▸ **Directions for this task**
List all lines in the material below that contain "true".

:::

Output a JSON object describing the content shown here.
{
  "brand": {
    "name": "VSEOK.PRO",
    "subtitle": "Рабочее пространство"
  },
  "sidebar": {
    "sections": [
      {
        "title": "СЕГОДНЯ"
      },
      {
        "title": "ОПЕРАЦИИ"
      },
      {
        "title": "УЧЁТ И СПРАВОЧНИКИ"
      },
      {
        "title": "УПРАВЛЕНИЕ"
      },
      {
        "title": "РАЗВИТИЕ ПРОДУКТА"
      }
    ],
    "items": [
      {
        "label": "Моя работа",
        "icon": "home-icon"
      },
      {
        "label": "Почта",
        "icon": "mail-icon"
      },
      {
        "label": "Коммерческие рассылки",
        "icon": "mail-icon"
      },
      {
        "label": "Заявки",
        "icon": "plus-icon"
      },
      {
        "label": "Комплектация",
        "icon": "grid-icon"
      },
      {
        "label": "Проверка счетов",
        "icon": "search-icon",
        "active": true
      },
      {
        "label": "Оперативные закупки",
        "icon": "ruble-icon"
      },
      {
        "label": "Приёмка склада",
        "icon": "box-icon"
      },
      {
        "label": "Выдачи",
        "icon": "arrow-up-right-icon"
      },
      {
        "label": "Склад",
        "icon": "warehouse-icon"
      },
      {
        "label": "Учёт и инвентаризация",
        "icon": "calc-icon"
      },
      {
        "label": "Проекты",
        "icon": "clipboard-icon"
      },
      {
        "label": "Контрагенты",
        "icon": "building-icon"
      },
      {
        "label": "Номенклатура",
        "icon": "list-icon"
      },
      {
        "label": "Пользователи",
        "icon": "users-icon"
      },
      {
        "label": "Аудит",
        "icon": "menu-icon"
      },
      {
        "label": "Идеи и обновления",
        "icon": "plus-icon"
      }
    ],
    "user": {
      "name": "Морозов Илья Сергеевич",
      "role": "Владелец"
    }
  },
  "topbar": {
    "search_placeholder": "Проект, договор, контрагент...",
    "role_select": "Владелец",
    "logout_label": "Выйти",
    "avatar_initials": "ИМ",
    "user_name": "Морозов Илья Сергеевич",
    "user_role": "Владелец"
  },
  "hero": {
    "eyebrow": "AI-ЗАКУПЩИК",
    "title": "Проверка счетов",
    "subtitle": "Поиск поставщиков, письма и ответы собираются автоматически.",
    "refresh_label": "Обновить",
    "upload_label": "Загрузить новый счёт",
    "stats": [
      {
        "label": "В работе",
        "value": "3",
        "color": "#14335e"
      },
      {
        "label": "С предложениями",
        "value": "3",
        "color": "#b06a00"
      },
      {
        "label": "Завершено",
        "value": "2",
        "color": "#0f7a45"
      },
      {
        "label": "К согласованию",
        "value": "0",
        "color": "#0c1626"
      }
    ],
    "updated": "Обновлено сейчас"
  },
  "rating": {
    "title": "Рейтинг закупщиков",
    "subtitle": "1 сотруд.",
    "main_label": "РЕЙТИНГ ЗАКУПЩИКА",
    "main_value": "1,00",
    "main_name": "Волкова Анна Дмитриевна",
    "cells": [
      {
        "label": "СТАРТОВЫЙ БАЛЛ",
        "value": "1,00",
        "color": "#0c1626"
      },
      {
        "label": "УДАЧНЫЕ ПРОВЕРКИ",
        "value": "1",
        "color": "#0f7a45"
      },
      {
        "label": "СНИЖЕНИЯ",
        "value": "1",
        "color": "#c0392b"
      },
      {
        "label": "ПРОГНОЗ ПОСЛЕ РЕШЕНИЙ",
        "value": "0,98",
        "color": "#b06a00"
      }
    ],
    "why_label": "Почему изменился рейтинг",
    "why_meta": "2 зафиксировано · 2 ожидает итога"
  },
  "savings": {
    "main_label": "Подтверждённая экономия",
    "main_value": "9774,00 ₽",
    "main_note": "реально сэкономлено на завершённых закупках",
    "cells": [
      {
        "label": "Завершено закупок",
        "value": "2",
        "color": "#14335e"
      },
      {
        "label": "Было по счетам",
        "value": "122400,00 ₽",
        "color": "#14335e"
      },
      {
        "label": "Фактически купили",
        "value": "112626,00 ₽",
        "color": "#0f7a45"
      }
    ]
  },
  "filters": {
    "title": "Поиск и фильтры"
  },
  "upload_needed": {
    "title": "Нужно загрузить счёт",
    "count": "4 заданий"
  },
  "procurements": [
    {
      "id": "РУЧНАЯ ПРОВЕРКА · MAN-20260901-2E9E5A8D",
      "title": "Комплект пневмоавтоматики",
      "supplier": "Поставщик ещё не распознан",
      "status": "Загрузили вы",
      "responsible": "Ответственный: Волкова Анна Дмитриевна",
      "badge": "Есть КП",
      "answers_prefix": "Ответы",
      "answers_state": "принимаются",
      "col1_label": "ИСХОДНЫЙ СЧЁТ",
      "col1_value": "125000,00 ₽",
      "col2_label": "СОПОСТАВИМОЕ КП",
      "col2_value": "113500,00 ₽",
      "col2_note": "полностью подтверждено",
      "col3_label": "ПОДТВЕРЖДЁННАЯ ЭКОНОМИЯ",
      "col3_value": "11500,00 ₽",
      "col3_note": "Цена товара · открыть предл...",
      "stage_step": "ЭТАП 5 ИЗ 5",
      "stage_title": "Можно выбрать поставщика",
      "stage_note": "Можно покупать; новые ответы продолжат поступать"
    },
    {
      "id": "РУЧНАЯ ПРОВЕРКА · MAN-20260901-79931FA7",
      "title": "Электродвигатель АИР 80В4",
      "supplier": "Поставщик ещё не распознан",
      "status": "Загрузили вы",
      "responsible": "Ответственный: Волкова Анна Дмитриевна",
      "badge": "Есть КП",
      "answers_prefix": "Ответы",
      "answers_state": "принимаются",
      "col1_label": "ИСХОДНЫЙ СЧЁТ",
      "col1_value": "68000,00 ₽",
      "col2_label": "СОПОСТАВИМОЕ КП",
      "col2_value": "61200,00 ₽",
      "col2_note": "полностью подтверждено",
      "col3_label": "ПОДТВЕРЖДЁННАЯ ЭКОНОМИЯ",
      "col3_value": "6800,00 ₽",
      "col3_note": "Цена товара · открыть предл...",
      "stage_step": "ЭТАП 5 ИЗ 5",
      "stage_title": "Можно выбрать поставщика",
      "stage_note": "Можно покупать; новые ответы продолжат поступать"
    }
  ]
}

:::

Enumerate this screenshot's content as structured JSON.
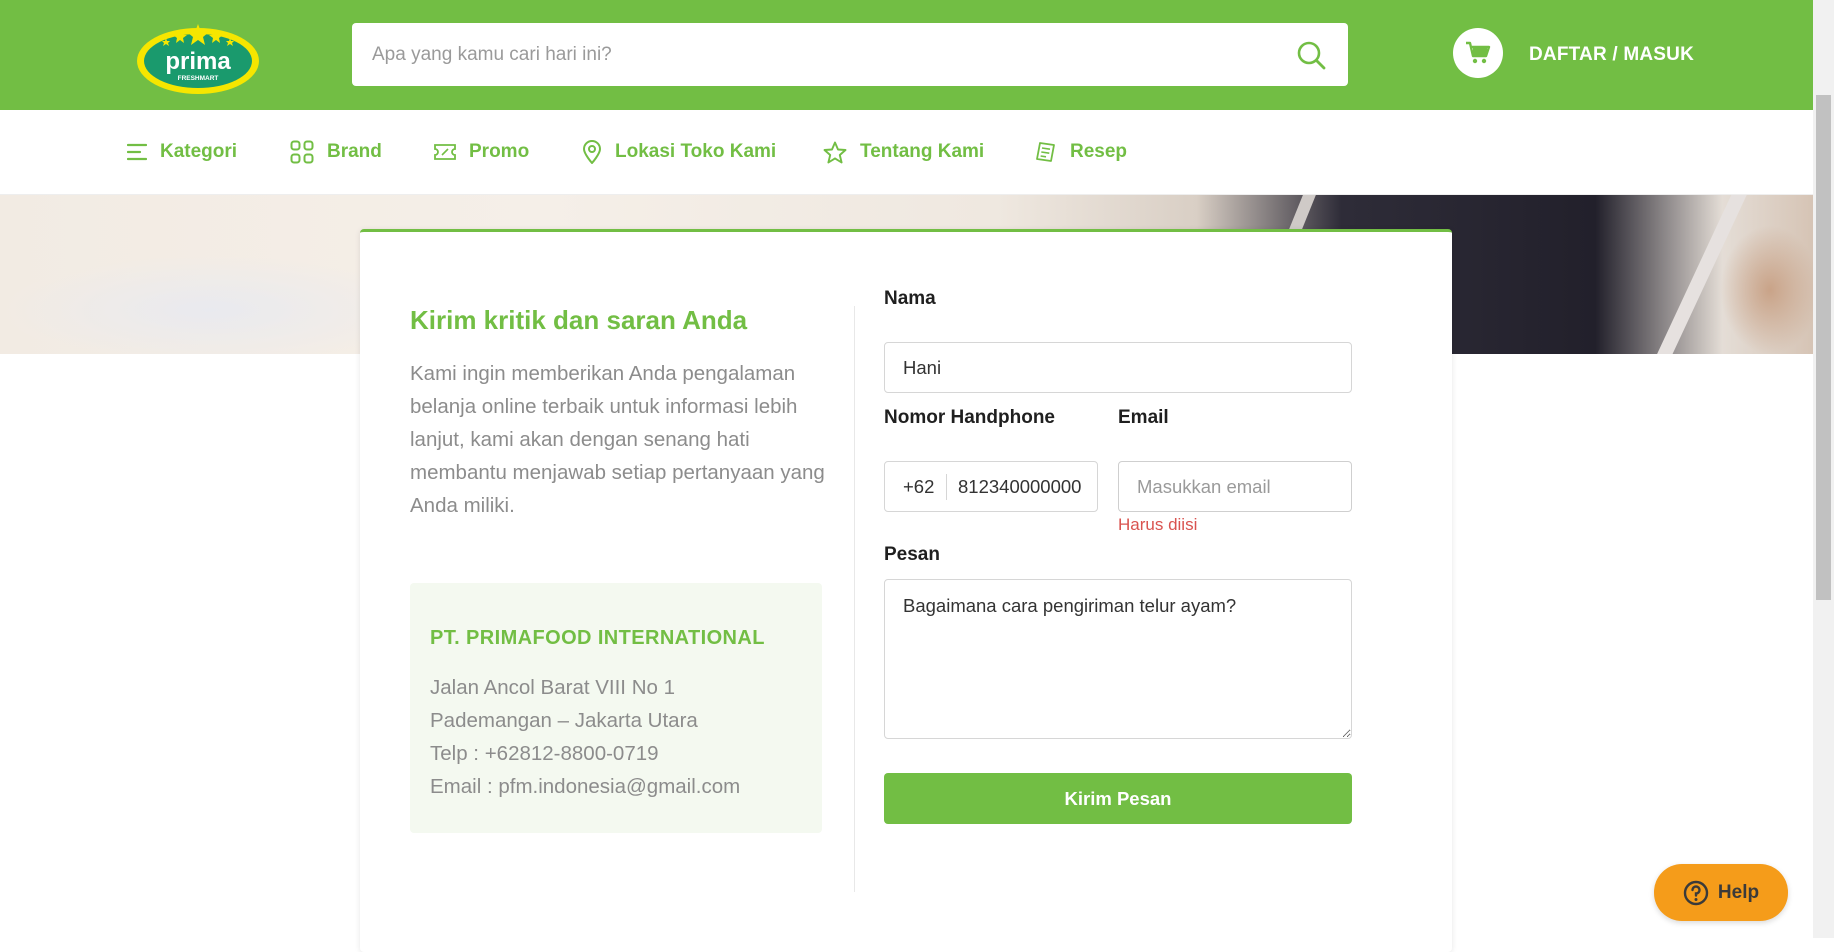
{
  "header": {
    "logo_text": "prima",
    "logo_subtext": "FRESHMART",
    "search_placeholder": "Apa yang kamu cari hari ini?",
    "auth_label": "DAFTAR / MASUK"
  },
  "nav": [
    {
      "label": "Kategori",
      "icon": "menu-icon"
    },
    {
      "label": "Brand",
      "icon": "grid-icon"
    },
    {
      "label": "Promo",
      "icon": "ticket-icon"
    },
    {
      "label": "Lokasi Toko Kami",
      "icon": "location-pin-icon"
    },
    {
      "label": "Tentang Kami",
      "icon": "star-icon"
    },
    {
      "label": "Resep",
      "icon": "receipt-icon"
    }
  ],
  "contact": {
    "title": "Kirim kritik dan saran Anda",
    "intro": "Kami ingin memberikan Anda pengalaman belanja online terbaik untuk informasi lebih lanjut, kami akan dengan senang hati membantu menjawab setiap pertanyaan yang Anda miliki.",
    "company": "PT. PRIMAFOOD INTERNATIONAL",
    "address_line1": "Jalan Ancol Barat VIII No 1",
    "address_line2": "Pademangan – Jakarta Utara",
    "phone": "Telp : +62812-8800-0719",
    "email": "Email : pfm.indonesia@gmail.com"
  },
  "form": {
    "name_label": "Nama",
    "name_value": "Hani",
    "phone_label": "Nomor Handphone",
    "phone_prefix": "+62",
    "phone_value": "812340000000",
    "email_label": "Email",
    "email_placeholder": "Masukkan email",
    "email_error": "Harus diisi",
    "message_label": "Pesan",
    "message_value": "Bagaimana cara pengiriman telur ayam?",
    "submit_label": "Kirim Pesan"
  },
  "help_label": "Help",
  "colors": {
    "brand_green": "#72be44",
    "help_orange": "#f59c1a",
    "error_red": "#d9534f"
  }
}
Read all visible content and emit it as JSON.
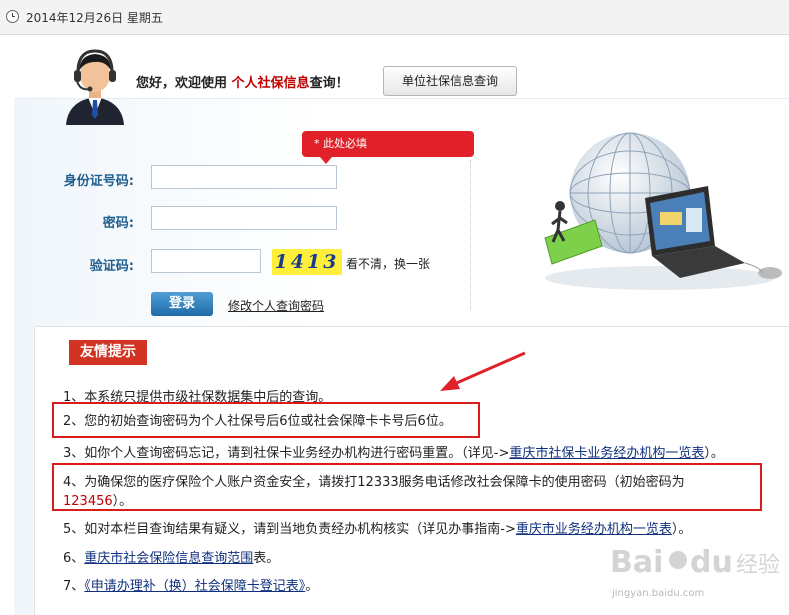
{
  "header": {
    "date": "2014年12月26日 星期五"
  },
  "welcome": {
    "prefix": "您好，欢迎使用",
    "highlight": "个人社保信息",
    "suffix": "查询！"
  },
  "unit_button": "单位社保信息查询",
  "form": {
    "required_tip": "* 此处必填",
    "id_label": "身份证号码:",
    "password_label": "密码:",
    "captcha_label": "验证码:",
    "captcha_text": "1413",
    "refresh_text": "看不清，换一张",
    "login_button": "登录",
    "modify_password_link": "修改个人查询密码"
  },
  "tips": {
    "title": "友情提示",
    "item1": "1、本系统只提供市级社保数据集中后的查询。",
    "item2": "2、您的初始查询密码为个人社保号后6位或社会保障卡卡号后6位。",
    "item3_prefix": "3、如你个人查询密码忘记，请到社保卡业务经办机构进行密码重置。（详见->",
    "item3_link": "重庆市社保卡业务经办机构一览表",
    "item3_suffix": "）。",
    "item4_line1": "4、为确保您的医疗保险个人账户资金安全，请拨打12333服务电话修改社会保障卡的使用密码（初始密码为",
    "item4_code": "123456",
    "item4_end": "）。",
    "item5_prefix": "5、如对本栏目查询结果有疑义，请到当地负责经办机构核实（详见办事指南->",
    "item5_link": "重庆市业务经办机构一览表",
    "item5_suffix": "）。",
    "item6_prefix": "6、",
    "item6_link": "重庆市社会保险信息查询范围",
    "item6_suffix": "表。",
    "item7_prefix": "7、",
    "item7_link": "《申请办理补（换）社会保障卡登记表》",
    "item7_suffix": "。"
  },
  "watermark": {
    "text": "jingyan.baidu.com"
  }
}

:::

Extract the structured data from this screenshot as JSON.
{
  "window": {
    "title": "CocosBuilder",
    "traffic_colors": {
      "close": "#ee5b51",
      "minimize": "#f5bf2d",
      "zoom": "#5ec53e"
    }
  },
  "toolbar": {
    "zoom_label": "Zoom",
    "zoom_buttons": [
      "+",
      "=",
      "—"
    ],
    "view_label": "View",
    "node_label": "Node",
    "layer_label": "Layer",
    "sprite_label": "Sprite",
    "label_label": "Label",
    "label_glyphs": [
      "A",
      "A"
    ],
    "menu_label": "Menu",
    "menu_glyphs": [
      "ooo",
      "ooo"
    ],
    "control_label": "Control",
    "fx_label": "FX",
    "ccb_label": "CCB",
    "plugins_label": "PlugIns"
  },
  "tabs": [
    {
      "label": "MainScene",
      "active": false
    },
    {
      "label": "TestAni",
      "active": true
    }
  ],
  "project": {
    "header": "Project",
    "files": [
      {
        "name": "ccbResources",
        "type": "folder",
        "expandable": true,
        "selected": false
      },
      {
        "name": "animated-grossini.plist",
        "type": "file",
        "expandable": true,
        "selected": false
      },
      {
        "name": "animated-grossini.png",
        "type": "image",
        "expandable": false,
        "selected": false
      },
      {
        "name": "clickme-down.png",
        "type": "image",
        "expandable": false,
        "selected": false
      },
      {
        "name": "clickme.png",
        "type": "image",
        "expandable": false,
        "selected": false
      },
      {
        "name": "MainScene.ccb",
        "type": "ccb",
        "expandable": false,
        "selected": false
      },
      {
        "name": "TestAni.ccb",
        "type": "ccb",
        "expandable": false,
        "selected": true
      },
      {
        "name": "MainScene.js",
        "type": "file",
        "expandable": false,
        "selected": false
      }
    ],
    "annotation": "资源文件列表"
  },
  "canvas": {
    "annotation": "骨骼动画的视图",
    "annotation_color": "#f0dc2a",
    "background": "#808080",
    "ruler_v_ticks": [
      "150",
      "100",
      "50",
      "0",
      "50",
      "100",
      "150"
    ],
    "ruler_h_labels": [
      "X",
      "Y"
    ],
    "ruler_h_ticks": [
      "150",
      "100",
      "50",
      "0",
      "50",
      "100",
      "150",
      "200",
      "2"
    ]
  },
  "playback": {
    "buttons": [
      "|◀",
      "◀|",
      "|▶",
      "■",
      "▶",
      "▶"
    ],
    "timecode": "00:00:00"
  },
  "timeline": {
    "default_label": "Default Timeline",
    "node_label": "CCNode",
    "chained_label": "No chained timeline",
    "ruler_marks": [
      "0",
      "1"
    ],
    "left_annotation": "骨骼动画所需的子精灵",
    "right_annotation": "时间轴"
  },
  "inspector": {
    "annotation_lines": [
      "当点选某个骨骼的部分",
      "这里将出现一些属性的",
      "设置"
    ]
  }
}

:::

▸ **Right answer**
        "active": true
      "active": true
        "expandable": true,
        "expandable": true,
        "selected": true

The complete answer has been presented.